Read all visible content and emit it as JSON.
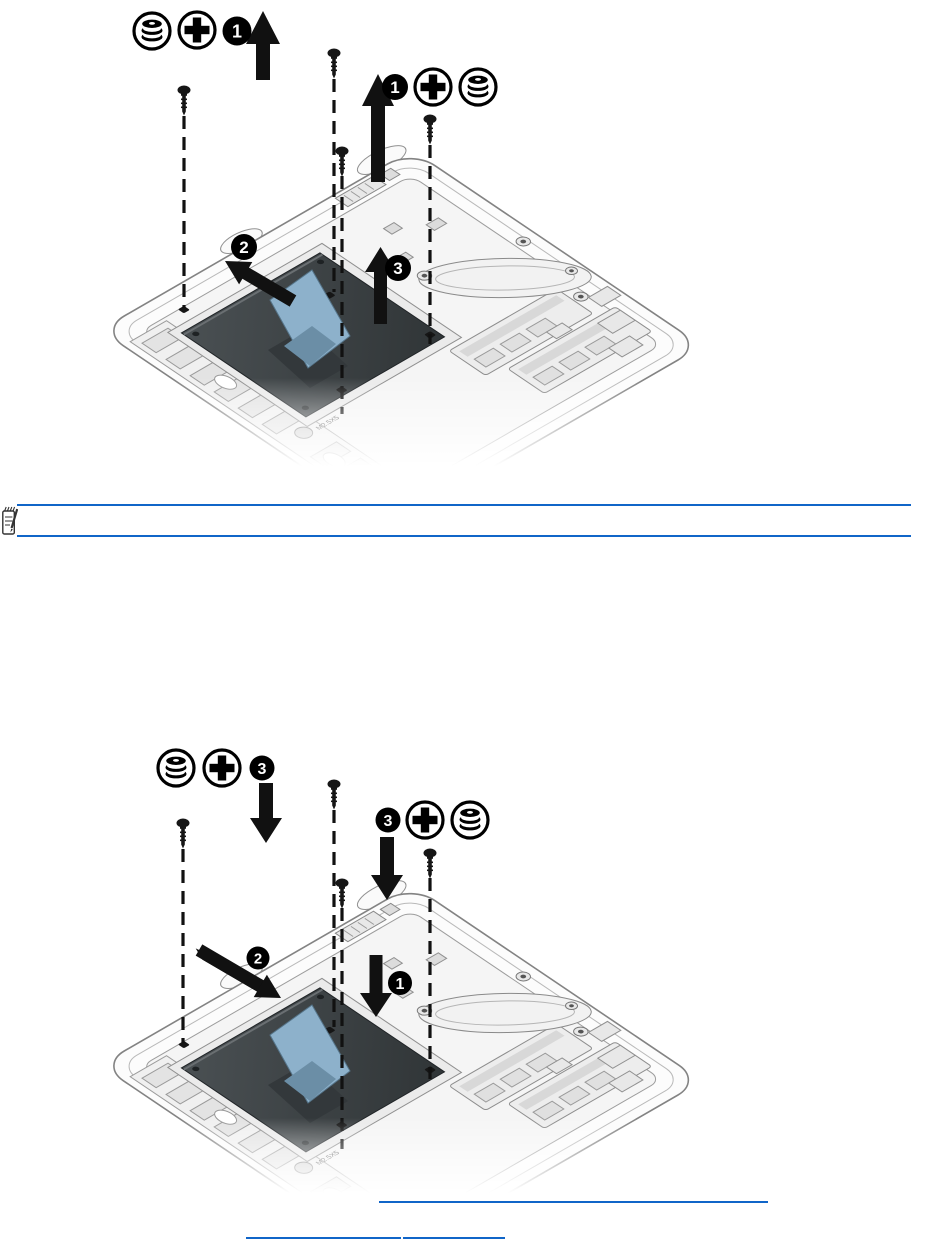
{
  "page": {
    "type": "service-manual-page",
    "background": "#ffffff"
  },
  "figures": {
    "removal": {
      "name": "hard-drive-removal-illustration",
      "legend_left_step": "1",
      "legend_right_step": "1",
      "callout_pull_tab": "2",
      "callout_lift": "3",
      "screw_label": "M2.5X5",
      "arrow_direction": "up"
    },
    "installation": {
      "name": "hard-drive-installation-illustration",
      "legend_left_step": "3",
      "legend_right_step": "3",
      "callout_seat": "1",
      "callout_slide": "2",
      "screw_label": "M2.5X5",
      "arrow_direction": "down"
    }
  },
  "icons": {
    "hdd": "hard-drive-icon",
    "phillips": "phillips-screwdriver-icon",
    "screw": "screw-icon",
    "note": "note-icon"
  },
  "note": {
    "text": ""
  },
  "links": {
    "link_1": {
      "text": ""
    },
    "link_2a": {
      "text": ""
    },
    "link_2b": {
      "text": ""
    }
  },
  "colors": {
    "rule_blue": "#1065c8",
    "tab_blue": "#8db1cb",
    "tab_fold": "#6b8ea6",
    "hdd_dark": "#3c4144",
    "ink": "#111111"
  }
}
■ ■ ■
• Aim:
Every record is to be reproduced exactly, with no pictures included.

• Solution to this exercise:
Read all visible content and emit it as JSON.
{
  "page": {
    "type": "service-manual-page",
    "background": "#ffffff"
  },
  "figures": {
    "removal": {
      "name": "hard-drive-removal-illustration",
      "legend_left_step": "1",
      "legend_right_step": "1",
      "callout_pull_tab": "2",
      "callout_lift": "3",
      "screw_label": "M2.5X5",
      "arrow_direction": "up"
    },
    "installation": {
      "name": "hard-drive-installation-illustration",
      "legend_left_step": "3",
      "legend_right_step": "3",
      "callout_seat": "1",
      "callout_slide": "2",
      "screw_label": "M2.5X5",
      "arrow_direction": "down"
    }
  },
  "icons": {
    "hdd": "hard-drive-icon",
    "phillips": "phillips-screwdriver-icon",
    "screw": "screw-icon",
    "note": "note-icon"
  },
  "note": {
    "text": ""
  },
  "links": {
    "link_1": {
      "text": ""
    },
    "link_2a": {
      "text": ""
    },
    "link_2b": {
      "text": ""
    }
  },
  "colors": {
    "rule_blue": "#1065c8",
    "tab_blue": "#8db1cb",
    "tab_fold": "#6b8ea6",
    "hdd_dark": "#3c4144",
    "ink": "#111111"
  }
}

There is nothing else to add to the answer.